» **WORK TO COMPLETE**:
Tally the lines in the records underneath that contain the string "percentile", and state the figure by itself.

» **RAW RECORDS**:
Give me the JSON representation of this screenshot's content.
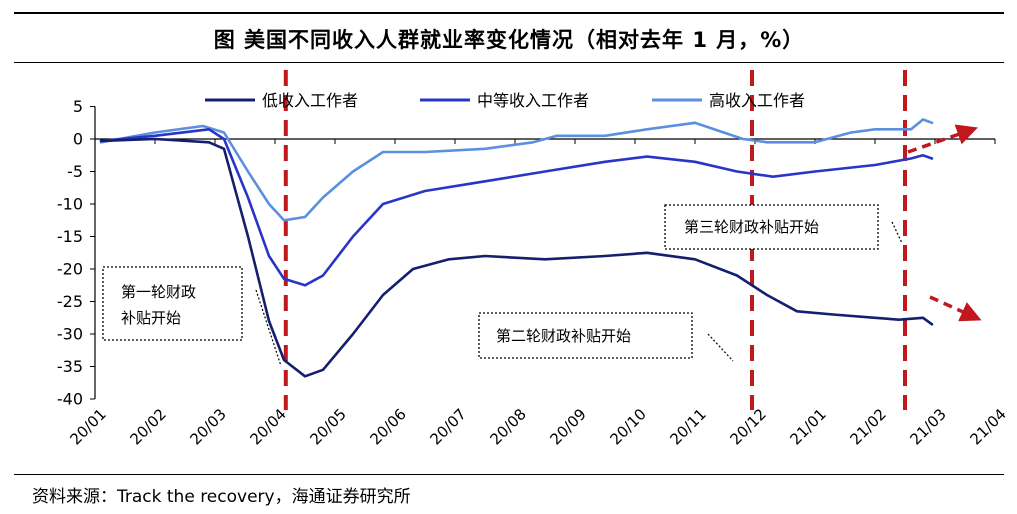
{
  "title": "图  美国不同收入人群就业率变化情况（相对去年 1 月，%）",
  "source": "资料来源：Track the recovery，海通证券研究所",
  "annotations": {
    "first": [
      "第一轮财政",
      "补贴开始"
    ],
    "second": "第二轮财政补贴开始",
    "third": "第三轮财政补贴开始"
  },
  "colors": {
    "low": "#141f6e",
    "mid": "#2a35c8",
    "high": "#5b8fe0",
    "marker": "#c0181d"
  },
  "chart_data": {
    "type": "line",
    "title": "美国不同收入人群就业率变化情况（相对去年 1 月，%）",
    "xlabel": "",
    "ylabel": "",
    "ylim": [
      -40,
      5
    ],
    "yticks": [
      5,
      0,
      -5,
      -10,
      -15,
      -20,
      -25,
      -30,
      -35,
      -40
    ],
    "xticks": [
      "20/01",
      "20/02",
      "20/03",
      "20/04",
      "20/05",
      "20/06",
      "20/07",
      "20/08",
      "20/09",
      "20/10",
      "20/11",
      "20/12",
      "21/01",
      "21/02",
      "21/03",
      "21/04"
    ],
    "grid": false,
    "legend": "top",
    "stimulus_markers": [
      "20/04",
      "20/12",
      "21/03"
    ],
    "series": [
      {
        "name": "低收入工作者",
        "x": [
          "20/01",
          "20/02",
          "20/03",
          "20/03",
          "20/04",
          "20/04",
          "20/04",
          "20/05",
          "20/05",
          "20/06",
          "20/06",
          "20/07",
          "20/07",
          "20/08",
          "20/09",
          "20/10",
          "20/11",
          "20/12",
          "20/12",
          "21/01",
          "21/01",
          "21/02",
          "21/03",
          "21/03",
          "21/04",
          "21/04"
        ],
        "x_offset_months": [
          0.1,
          1,
          1.9,
          2.15,
          2.55,
          2.9,
          3.15,
          3.5,
          3.8,
          4.3,
          4.8,
          5.3,
          5.9,
          6.5,
          7.5,
          8.5,
          9.2,
          10,
          10.7,
          11.2,
          11.7,
          12.3,
          13,
          13.4,
          13.8,
          13.95
        ],
        "values": [
          -0.3,
          0,
          -0.5,
          -1.5,
          -15,
          -28,
          -34,
          -36.5,
          -35.5,
          -30,
          -24,
          -20,
          -18.5,
          -18,
          -18.5,
          -18,
          -17.5,
          -18.5,
          -21,
          -24,
          -26.5,
          -27,
          -27.5,
          -27.8,
          -27.5,
          -28.5
        ]
      },
      {
        "name": "中等收入工作者",
        "x": [
          "20/01",
          "20/02",
          "20/03",
          "20/03",
          "20/04",
          "20/04",
          "20/04",
          "20/05",
          "20/05",
          "20/06",
          "20/06",
          "20/07",
          "20/08",
          "20/09",
          "20/10",
          "20/11",
          "20/12",
          "21/01",
          "21/01",
          "21/02",
          "21/03",
          "21/04",
          "21/04",
          "21/04"
        ],
        "x_offset_months": [
          0.1,
          1,
          1.9,
          2.15,
          2.55,
          2.9,
          3.15,
          3.5,
          3.8,
          4.3,
          4.8,
          5.5,
          6.5,
          7.5,
          8.5,
          9.2,
          10,
          10.7,
          11.3,
          12,
          13,
          13.6,
          13.8,
          13.95
        ],
        "values": [
          -0.3,
          0.5,
          1.5,
          0,
          -9,
          -18,
          -21.5,
          -22.5,
          -21,
          -15,
          -10,
          -8,
          -6.5,
          -5,
          -3.5,
          -2.7,
          -3.5,
          -5,
          -5.8,
          -5,
          -4,
          -3,
          -2.5,
          -3
        ]
      },
      {
        "name": "高收入工作者",
        "x": [
          "20/01",
          "20/02",
          "20/03",
          "20/03",
          "20/04",
          "20/04",
          "20/04",
          "20/05",
          "20/05",
          "20/06",
          "20/06",
          "20/07",
          "20/08",
          "20/09",
          "20/09",
          "20/10",
          "20/11",
          "20/12",
          "21/01",
          "21/01",
          "21/02",
          "21/03",
          "21/03",
          "21/04",
          "21/04",
          "21/04"
        ],
        "x_offset_months": [
          0.1,
          1,
          1.8,
          2.15,
          2.55,
          2.9,
          3.15,
          3.5,
          3.8,
          4.3,
          4.8,
          5.5,
          6.5,
          7.3,
          7.7,
          8.5,
          9.2,
          10,
          10.8,
          11.2,
          12,
          12.6,
          13,
          13.6,
          13.8,
          13.95
        ],
        "values": [
          -0.5,
          1,
          2,
          1,
          -5,
          -10,
          -12.5,
          -12,
          -9,
          -5,
          -2,
          -2,
          -1.5,
          -0.5,
          0.5,
          0.5,
          1.5,
          2.5,
          0,
          -0.5,
          -0.5,
          1,
          1.5,
          1.5,
          3,
          2.5
        ]
      }
    ]
  }
}
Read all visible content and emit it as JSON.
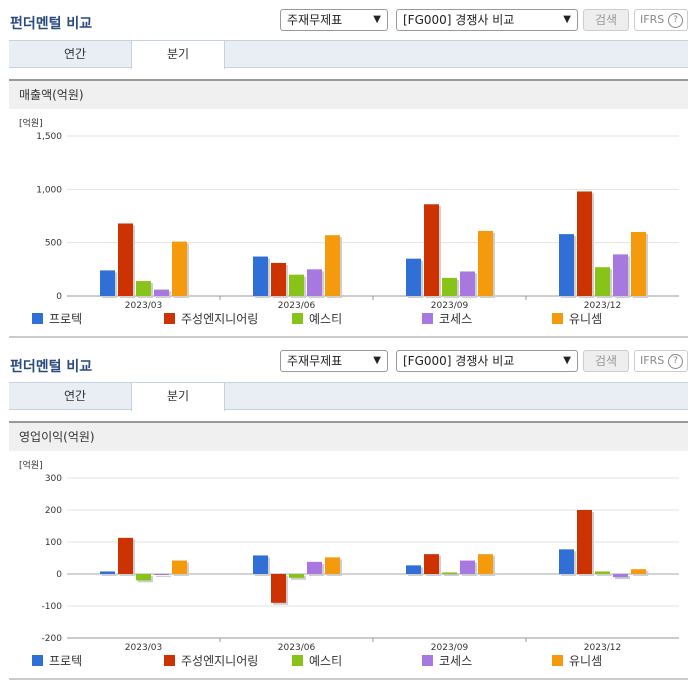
{
  "panels": [
    {
      "title": "펀더멘털 비교",
      "select1": "주재무제표",
      "select2": "[FG000] 경쟁사 비교",
      "search_label": "검색",
      "ifrs_label": "IFRS",
      "ifrs_q": "?",
      "tabs": [
        "연간",
        "분기"
      ],
      "active_tab": 1,
      "section_title": "매출액(억원)"
    },
    {
      "title": "펀더멘털 비교",
      "select1": "주재무제표",
      "select2": "[FG000] 경쟁사 비교",
      "search_label": "검색",
      "ifrs_label": "IFRS",
      "ifrs_q": "?",
      "tabs": [
        "연간",
        "분기"
      ],
      "active_tab": 1,
      "section_title": "영업이익(억원)"
    }
  ],
  "colors": {
    "series": [
      "#2f6fd6",
      "#cc3300",
      "#88c31a",
      "#a678e0",
      "#f59a0c"
    ]
  },
  "chart_data": [
    {
      "type": "bar",
      "unit_label": "[억원]",
      "categories": [
        "2023/03",
        "2023/06",
        "2023/09",
        "2023/12"
      ],
      "ylim": [
        0,
        1500
      ],
      "yticks": [
        0,
        500,
        1000,
        1500
      ],
      "ytick_labels": [
        "0",
        "500",
        "1,000",
        "1,500"
      ],
      "series": [
        {
          "name": "프로텍",
          "values": [
            240,
            370,
            350,
            580
          ]
        },
        {
          "name": "주성엔지니어링",
          "values": [
            680,
            310,
            860,
            980
          ]
        },
        {
          "name": "예스티",
          "values": [
            140,
            200,
            170,
            270
          ]
        },
        {
          "name": "코세스",
          "values": [
            60,
            250,
            230,
            390
          ]
        },
        {
          "name": "유니셈",
          "values": [
            510,
            570,
            610,
            600
          ]
        }
      ]
    },
    {
      "type": "bar",
      "unit_label": "[억원]",
      "categories": [
        "2023/03",
        "2023/06",
        "2023/09",
        "2023/12"
      ],
      "ylim": [
        -200,
        300
      ],
      "yticks": [
        -200,
        -100,
        0,
        100,
        200,
        300
      ],
      "ytick_labels": [
        "-200",
        "-100",
        "0",
        "100",
        "200",
        "300"
      ],
      "series": [
        {
          "name": "프로텍",
          "values": [
            8,
            58,
            27,
            77
          ]
        },
        {
          "name": "주성엔지니어링",
          "values": [
            113,
            -90,
            62,
            200
          ]
        },
        {
          "name": "예스티",
          "values": [
            -20,
            -12,
            5,
            8
          ]
        },
        {
          "name": "코세스",
          "values": [
            -3,
            38,
            42,
            -10
          ]
        },
        {
          "name": "유니셈",
          "values": [
            42,
            52,
            62,
            15
          ]
        }
      ]
    }
  ]
}
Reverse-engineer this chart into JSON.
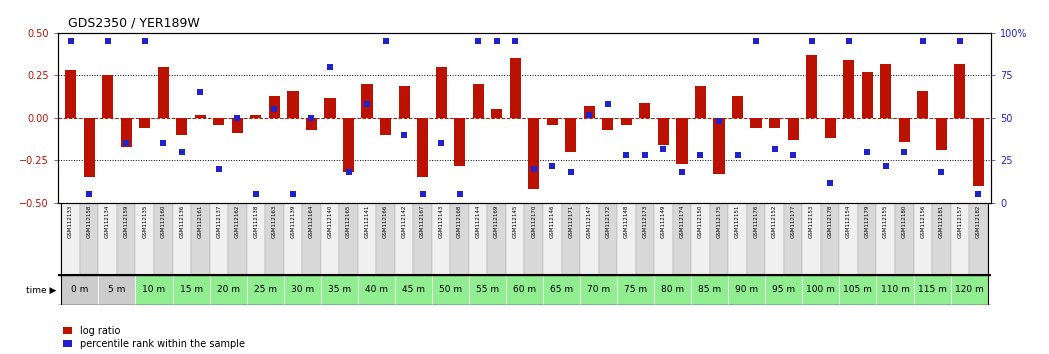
{
  "title": "GDS2350 / YER189W",
  "bar_color": "#BB1100",
  "dot_color": "#2222CC",
  "ylim_left": [
    -0.5,
    0.5
  ],
  "ylim_right": [
    0,
    100
  ],
  "yticks_left": [
    -0.5,
    -0.25,
    0.0,
    0.25,
    0.5
  ],
  "yticks_right": [
    0,
    25,
    50,
    75,
    100
  ],
  "hlines": [
    -0.25,
    0.0,
    0.25
  ],
  "gsm_labels": [
    "GSM112133",
    "GSM112158",
    "GSM112134",
    "GSM112159",
    "GSM112135",
    "GSM112160",
    "GSM112136",
    "GSM112161",
    "GSM112137",
    "GSM112162",
    "GSM112138",
    "GSM112163",
    "GSM112139",
    "GSM112164",
    "GSM112140",
    "GSM112165",
    "GSM112141",
    "GSM112166",
    "GSM112142",
    "GSM112167",
    "GSM112143",
    "GSM112168",
    "GSM112144",
    "GSM112169",
    "GSM112145",
    "GSM112170",
    "GSM112146",
    "GSM112171",
    "GSM112147",
    "GSM112172",
    "GSM112148",
    "GSM112173",
    "GSM112149",
    "GSM112174",
    "GSM112150",
    "GSM112175",
    "GSM112151",
    "GSM112176",
    "GSM112152",
    "GSM112177",
    "GSM112153",
    "GSM112178",
    "GSM112154",
    "GSM112179",
    "GSM112155",
    "GSM112180",
    "GSM112156",
    "GSM112181",
    "GSM112157",
    "GSM112182"
  ],
  "time_labels": [
    "0 m",
    "5 m",
    "10 m",
    "15 m",
    "20 m",
    "25 m",
    "30 m",
    "35 m",
    "40 m",
    "45 m",
    "50 m",
    "55 m",
    "60 m",
    "65 m",
    "70 m",
    "75 m",
    "80 m",
    "85 m",
    "90 m",
    "95 m",
    "100 m",
    "105 m",
    "110 m",
    "115 m",
    "120 m"
  ],
  "log_ratio": [
    0.28,
    -0.35,
    0.25,
    -0.17,
    -0.06,
    0.3,
    -0.1,
    0.02,
    -0.04,
    -0.09,
    0.02,
    0.13,
    0.16,
    -0.07,
    0.12,
    -0.32,
    0.2,
    -0.1,
    0.19,
    -0.35,
    0.3,
    -0.28,
    0.2,
    0.05,
    0.35,
    -0.42,
    -0.04,
    -0.2,
    0.07,
    -0.07,
    -0.04,
    0.09,
    -0.16,
    -0.27,
    0.19,
    -0.33,
    0.13,
    -0.06,
    -0.06,
    -0.13,
    0.37,
    -0.12,
    0.34,
    0.27,
    0.32,
    -0.14,
    0.16,
    -0.19,
    0.32,
    -0.4
  ],
  "percentile": [
    95,
    5,
    95,
    35,
    95,
    35,
    30,
    65,
    20,
    50,
    5,
    55,
    5,
    50,
    80,
    18,
    58,
    95,
    40,
    5,
    35,
    5,
    95,
    95,
    95,
    20,
    22,
    18,
    52,
    58,
    28,
    28,
    32,
    18,
    28,
    48,
    28,
    95,
    32,
    28,
    95,
    12,
    95,
    30,
    22,
    30,
    95,
    18,
    95,
    5
  ],
  "legend_log_ratio": "log ratio",
  "legend_percentile": "percentile rank within the sample",
  "time_bg_gray": "#cccccc",
  "time_bg_green": "#90EE90",
  "gsm_bg_light": "#f0f0f0",
  "gsm_bg_dark": "#d8d8d8",
  "time_divider_color": "#000000"
}
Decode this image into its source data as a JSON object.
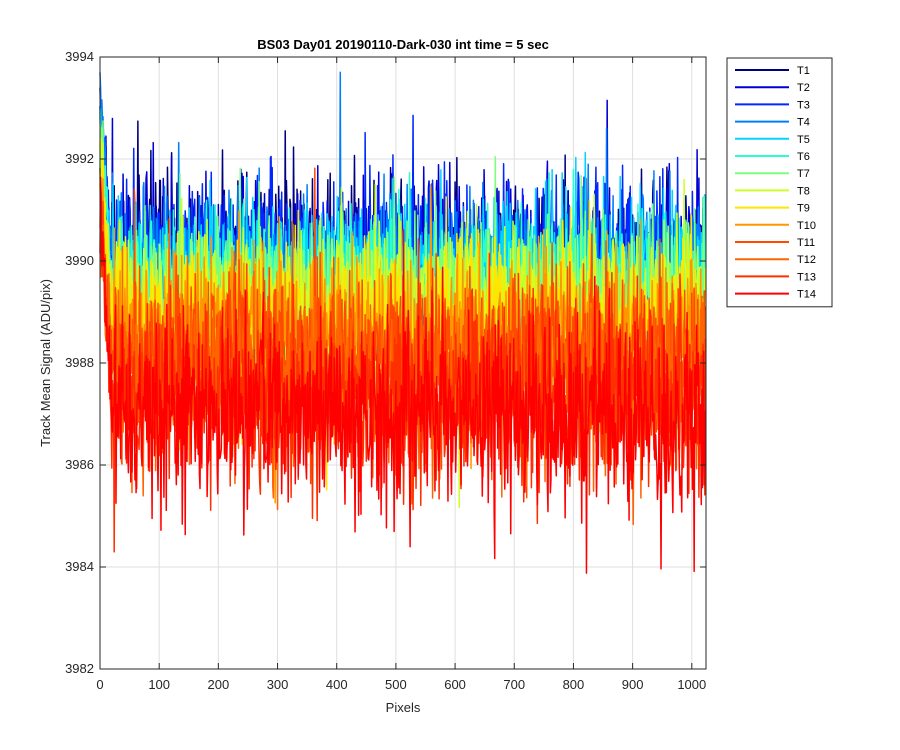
{
  "chart_data": {
    "type": "line",
    "title": "BS03 Day01 20190110-Dark-030 int time = 5 sec",
    "xlabel": "Pixels",
    "ylabel": "Track Mean Signal (ADU/pix)",
    "xlim": [
      0,
      1024
    ],
    "ylim": [
      3982,
      3994
    ],
    "xticks": [
      0,
      100,
      200,
      300,
      400,
      500,
      600,
      700,
      800,
      900,
      1000
    ],
    "yticks": [
      3982,
      3984,
      3986,
      3988,
      3990,
      3992,
      3994
    ],
    "grid": true,
    "legend_position": "outside-top-right",
    "n_pixels": 1024,
    "series": [
      {
        "name": "T1",
        "color": "#00007f",
        "mean": 3990.0,
        "spread": 0.75,
        "start": 3993.3
      },
      {
        "name": "T2",
        "color": "#0000d4",
        "mean": 3990.0,
        "spread": 0.75,
        "start": 3993.2
      },
      {
        "name": "T3",
        "color": "#0029ff",
        "mean": 3989.9,
        "spread": 0.75,
        "start": 3993.0
      },
      {
        "name": "T4",
        "color": "#007dff",
        "mean": 3989.8,
        "spread": 0.75,
        "start": 3993.6
      },
      {
        "name": "T5",
        "color": "#00d4ff",
        "mean": 3989.7,
        "spread": 0.75,
        "start": 3992.8
      },
      {
        "name": "T6",
        "color": "#29ffcd",
        "mean": 3989.5,
        "spread": 0.75,
        "start": 3992.5
      },
      {
        "name": "T7",
        "color": "#7dff7a",
        "mean": 3989.3,
        "spread": 0.75,
        "start": 3992.2
      },
      {
        "name": "T8",
        "color": "#cdff29",
        "mean": 3989.1,
        "spread": 0.75,
        "start": 3992.0
      },
      {
        "name": "T9",
        "color": "#ffe500",
        "mean": 3988.8,
        "spread": 0.8,
        "start": 3991.7
      },
      {
        "name": "T10",
        "color": "#ff9800",
        "mean": 3988.5,
        "spread": 0.8,
        "start": 3991.5
      },
      {
        "name": "T11",
        "color": "#ff4b00",
        "mean": 3988.1,
        "spread": 0.8,
        "start": 3991.2
      },
      {
        "name": "T12",
        "color": "#ff6400",
        "mean": 3987.6,
        "spread": 0.8,
        "start": 3990.9
      },
      {
        "name": "T13",
        "color": "#ff3000",
        "mean": 3987.3,
        "spread": 0.85,
        "start": 3990.6
      },
      {
        "name": "T14",
        "color": "#ff0000",
        "mean": 3987.0,
        "spread": 0.9,
        "start": 3991.2
      }
    ]
  }
}
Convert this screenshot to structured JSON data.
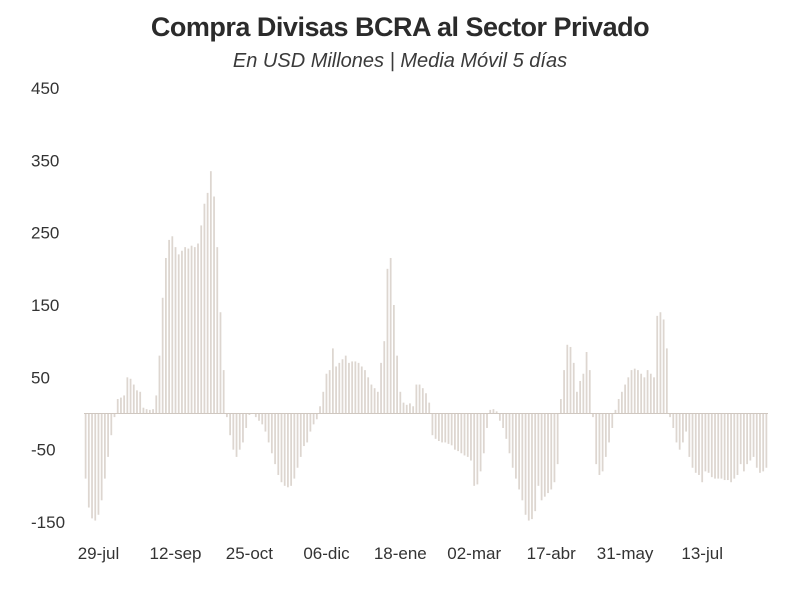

» **EXERCISE ANSWER**:
2